+++ MATERIAL PROVIDED

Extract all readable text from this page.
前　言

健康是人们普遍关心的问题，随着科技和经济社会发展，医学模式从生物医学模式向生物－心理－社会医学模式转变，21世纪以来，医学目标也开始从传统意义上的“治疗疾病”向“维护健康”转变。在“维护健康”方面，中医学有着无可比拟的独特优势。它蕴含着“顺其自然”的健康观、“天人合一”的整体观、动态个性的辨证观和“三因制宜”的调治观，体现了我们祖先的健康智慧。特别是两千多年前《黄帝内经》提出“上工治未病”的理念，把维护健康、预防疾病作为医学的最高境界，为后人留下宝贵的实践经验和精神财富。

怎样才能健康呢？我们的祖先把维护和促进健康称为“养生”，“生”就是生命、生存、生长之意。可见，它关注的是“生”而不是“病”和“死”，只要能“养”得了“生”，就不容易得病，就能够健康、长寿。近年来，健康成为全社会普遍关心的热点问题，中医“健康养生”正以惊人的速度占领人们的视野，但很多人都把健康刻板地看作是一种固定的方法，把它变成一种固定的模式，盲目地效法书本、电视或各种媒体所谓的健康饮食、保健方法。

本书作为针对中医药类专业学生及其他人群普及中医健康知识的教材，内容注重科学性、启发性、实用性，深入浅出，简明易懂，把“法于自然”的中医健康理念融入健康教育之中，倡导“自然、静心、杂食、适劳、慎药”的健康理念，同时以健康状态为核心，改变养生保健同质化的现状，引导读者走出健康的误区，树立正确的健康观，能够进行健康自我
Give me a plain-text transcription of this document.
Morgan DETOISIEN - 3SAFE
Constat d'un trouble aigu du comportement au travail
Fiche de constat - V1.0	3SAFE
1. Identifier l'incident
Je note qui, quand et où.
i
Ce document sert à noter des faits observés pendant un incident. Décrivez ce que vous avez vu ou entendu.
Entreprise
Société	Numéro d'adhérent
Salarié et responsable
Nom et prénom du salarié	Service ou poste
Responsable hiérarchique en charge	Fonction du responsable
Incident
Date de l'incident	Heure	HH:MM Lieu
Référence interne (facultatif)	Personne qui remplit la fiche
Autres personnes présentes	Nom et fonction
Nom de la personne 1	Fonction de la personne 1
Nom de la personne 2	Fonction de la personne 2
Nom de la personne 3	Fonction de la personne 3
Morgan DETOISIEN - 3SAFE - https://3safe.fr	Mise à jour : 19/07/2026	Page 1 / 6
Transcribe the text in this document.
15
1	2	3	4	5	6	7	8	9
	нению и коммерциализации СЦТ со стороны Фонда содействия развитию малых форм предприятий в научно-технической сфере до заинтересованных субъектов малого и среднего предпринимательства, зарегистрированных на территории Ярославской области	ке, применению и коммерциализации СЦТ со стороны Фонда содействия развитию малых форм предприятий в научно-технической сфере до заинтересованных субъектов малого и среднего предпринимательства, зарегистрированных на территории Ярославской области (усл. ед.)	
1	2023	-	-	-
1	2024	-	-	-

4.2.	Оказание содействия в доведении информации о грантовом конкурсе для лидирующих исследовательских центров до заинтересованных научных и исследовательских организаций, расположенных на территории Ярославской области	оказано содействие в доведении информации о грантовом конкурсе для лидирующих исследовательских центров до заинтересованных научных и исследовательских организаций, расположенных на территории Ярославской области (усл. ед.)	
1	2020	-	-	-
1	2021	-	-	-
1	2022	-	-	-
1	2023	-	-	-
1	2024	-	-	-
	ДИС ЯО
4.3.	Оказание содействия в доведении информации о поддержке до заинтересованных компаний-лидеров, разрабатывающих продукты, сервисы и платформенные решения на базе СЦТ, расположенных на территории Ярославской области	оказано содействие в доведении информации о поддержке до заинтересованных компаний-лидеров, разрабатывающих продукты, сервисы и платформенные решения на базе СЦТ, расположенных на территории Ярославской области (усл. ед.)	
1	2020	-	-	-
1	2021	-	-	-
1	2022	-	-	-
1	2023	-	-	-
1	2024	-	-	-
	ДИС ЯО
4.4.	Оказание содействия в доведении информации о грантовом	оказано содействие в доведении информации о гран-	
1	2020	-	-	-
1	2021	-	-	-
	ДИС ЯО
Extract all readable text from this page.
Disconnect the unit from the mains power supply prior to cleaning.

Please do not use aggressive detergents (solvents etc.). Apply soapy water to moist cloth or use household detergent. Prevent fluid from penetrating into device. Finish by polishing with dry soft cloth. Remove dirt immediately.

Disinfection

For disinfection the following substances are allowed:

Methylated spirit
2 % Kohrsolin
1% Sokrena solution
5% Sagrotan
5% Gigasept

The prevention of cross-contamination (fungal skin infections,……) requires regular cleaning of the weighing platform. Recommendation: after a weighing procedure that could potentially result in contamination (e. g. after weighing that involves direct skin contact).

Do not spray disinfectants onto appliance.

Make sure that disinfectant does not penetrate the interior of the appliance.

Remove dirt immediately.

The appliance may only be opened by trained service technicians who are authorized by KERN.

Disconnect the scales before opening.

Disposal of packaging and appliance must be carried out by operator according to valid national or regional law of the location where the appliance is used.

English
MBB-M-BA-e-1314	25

++++++

WHAT THE EXERCISE ASKS: Repeat every line of the data, exactly and in full.

EXPECTED OUTPUT:
Extract all readable text from this page.
前　言

健康是人们普遍关心的问题，随着科技和经济社会发展，医学模式从生物医学模式向生物－心理－社会医学模式转变，21世纪以来，医学目标也开始从传统意义上的“治疗疾病”向“维护健康”转变。在“维护健康”方面，中医学有着无可比拟的独特优势。它蕴含着“顺其自然”的健康观、“天人合一”的整体观、动态个性的辨证观和“三因制宜”的调治观，体现了我们祖先的健康智慧。特别是两千多年前《黄帝内经》提出“上工治未病”的理念，把维护健康、预防疾病作为医学的最高境界，为后人留下宝贵的实践经验和精神财富。

怎样才能健康呢？我们的祖先把维护和促进健康称为“养生”，“生”就是生命、生存、生长之意。可见，它关注的是“生”而不是“病”和“死”，只要能“养”得了“生”，就不容易得病，就能够健康、长寿。近年来，健康成为全社会普遍关心的热点问题，中医“健康养生”正以惊人的速度占领人们的视野，但很多人都把健康刻板地看作是一种固定的方法，把它变成一种固定的模式，盲目地效法书本、电视或各种媒体所谓的健康饮食、保健方法。

本书作为针对中医药类专业学生及其他人群普及中医健康知识的教材，内容注重科学性、启发性、实用性，深入浅出，简明易懂，把“法于自然”的中医健康理念融入健康教育之中，倡导“自然、静心、杂食、适劳、慎药”的健康理念，同时以健康状态为核心，改变养生保健同质化的现状，引导读者走出健康的误区，树立正确的健康观，能够进行健康自我
Give me a plain-text transcription of this document.
Morgan DETOISIEN - 3SAFE
Constat d'un trouble aigu du comportement au travail
Fiche de constat - V1.0	3SAFE
1. Identifier l'incident
Je note qui, quand et où.
i
Ce document sert à noter des faits observés pendant un incident. Décrivez ce que vous avez vu ou entendu.
Entreprise
Société	Numéro d'adhérent
Salarié et responsable
Nom et prénom du salarié	Service ou poste
Responsable hiérarchique en charge	Fonction du responsable
Incident
Date de l'incident	Heure	HH:MM Lieu
Référence interne (facultatif)	Personne qui remplit la fiche
Autres personnes présentes	Nom et fonction
Nom de la personne 1	Fonction de la personne 1
Nom de la personne 2	Fonction de la personne 2
Nom de la personne 3	Fonction de la personne 3
Morgan DETOISIEN - 3SAFE - https://3safe.fr	Mise à jour : 19/07/2026	Page 1 / 6
Transcribe the text in this document.
15
1	2	3	4	5	6	7	8	9
	нению и коммерциализации СЦТ со стороны Фонда содействия развитию малых форм предприятий в научно-технической сфере до заинтересованных субъектов малого и среднего предпринимательства, зарегистрированных на территории Ярославской области	ке, применению и коммерциализации СЦТ со стороны Фонда содействия развитию малых форм предприятий в научно-технической сфере до заинтересованных субъектов малого и среднего предпринимательства, зарегистрированных на территории Ярославской области (усл. ед.)	
1	2023	-	-	-
1	2024	-	-	-

4.2.	Оказание содействия в доведении информации о грантовом конкурсе для лидирующих исследовательских центров до заинтересованных научных и исследовательских организаций, расположенных на территории Ярославской области	оказано содействие в доведении информации о грантовом конкурсе для лидирующих исследовательских центров до заинтересованных научных и исследовательских организаций, расположенных на территории Ярославской области (усл. ед.)	
1	2020	-	-	-
1	2021	-	-	-
1	2022	-	-	-
1	2023	-	-	-
1	2024	-	-	-
	ДИС ЯО
4.3.	Оказание содействия в доведении информации о поддержке до заинтересованных компаний-лидеров, разрабатывающих продукты, сервисы и платформенные решения на базе СЦТ, расположенных на территории Ярославской области	оказано содействие в доведении информации о поддержке до заинтересованных компаний-лидеров, разрабатывающих продукты, сервисы и платформенные решения на базе СЦТ, расположенных на территории Ярославской области (усл. ед.)	
1	2020	-	-	-
1	2021	-	-	-
1	2022	-	-	-
1	2023	-	-	-
1	2024	-	-	-
	ДИС ЯО
4.4.	Оказание содействия в доведении информации о грантовом	оказано содействие в доведении информации о гран-	
1	2020	-	-	-
1	2021	-	-	-
	ДИС ЯО
Extract all readable text from this page.
Disconnect the unit from the mains power supply prior to cleaning.

Please do not use aggressive detergents (solvents etc.). Apply soapy water to moist cloth or use household detergent. Prevent fluid from penetrating into device. Finish by polishing with dry soft cloth. Remove dirt immediately.

Disinfection

For disinfection the following substances are allowed:

Methylated spirit
2 % Kohrsolin
1% Sokrena solution
5% Sagrotan
5% Gigasept

The prevention of cross-contamination (fungal skin infections,……) requires regular cleaning of the weighing platform. Recommendation: after a weighing procedure that could potentially result in contamination (e. g. after weighing that involves direct skin contact).

Do not spray disinfectants onto appliance.

Make sure that disinfectant does not penetrate the interior of the appliance.

Remove dirt immediately.

The appliance may only be opened by trained service technicians who are authorized by KERN.

Disconnect the scales before opening.

Disposal of packaging and appliance must be carried out by operator according to valid national or regional law of the location where the appliance is used.

English
MBB-M-BA-e-1314	25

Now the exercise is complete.